Without including the pictures, copy out every line below.
+++ Data +++
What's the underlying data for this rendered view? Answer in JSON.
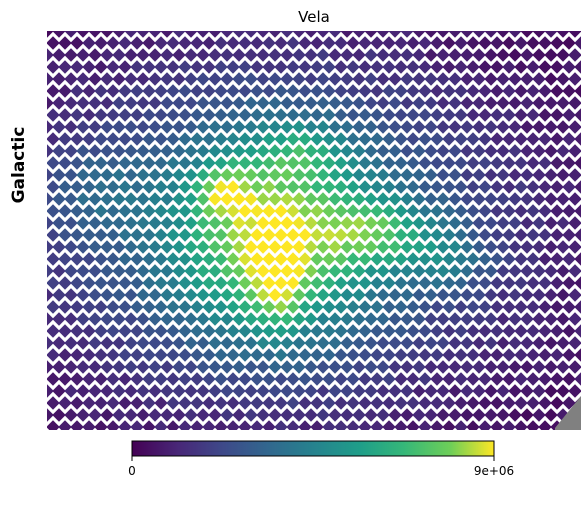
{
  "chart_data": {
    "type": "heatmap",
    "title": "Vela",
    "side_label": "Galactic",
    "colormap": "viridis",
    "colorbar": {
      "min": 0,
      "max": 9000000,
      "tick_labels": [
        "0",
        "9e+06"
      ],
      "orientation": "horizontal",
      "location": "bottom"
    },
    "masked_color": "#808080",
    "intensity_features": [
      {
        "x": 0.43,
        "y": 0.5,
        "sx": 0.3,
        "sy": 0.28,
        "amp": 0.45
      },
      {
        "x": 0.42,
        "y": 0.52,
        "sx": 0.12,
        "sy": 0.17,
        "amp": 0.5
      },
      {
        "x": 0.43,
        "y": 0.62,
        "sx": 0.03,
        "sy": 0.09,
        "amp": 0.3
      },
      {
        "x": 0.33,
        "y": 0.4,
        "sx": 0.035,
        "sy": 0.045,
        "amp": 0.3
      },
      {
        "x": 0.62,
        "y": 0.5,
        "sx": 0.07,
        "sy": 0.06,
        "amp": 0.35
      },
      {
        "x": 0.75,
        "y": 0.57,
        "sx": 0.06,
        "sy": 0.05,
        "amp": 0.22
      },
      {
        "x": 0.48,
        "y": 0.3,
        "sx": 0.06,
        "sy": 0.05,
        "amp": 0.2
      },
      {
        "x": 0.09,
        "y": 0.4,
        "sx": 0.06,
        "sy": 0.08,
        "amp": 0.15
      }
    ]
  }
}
+++
▶ **Result below**:
What's the underlying data for this rendered view? Answer in JSON.
{
  "chart_data": {
    "type": "heatmap",
    "title": "Vela",
    "side_label": "Galactic",
    "colormap": "viridis",
    "colorbar": {
      "min": 0,
      "max": 9000000,
      "tick_labels": [
        "0",
        "9e+06"
      ],
      "orientation": "horizontal",
      "location": "bottom"
    },
    "masked_color": "#808080",
    "intensity_features": [
      {
        "x": 0.43,
        "y": 0.5,
        "sx": 0.3,
        "sy": 0.28,
        "amp": 0.45
      },
      {
        "x": 0.42,
        "y": 0.52,
        "sx": 0.12,
        "sy": 0.17,
        "amp": 0.5
      },
      {
        "x": 0.43,
        "y": 0.62,
        "sx": 0.03,
        "sy": 0.09,
        "amp": 0.3
      },
      {
        "x": 0.33,
        "y": 0.4,
        "sx": 0.035,
        "sy": 0.045,
        "amp": 0.3
      },
      {
        "x": 0.62,
        "y": 0.5,
        "sx": 0.07,
        "sy": 0.06,
        "amp": 0.35
      },
      {
        "x": 0.75,
        "y": 0.57,
        "sx": 0.06,
        "sy": 0.05,
        "amp": 0.22
      },
      {
        "x": 0.48,
        "y": 0.3,
        "sx": 0.06,
        "sy": 0.05,
        "amp": 0.2
      },
      {
        "x": 0.09,
        "y": 0.4,
        "sx": 0.06,
        "sy": 0.08,
        "amp": 0.15
      }
    ]
  }
}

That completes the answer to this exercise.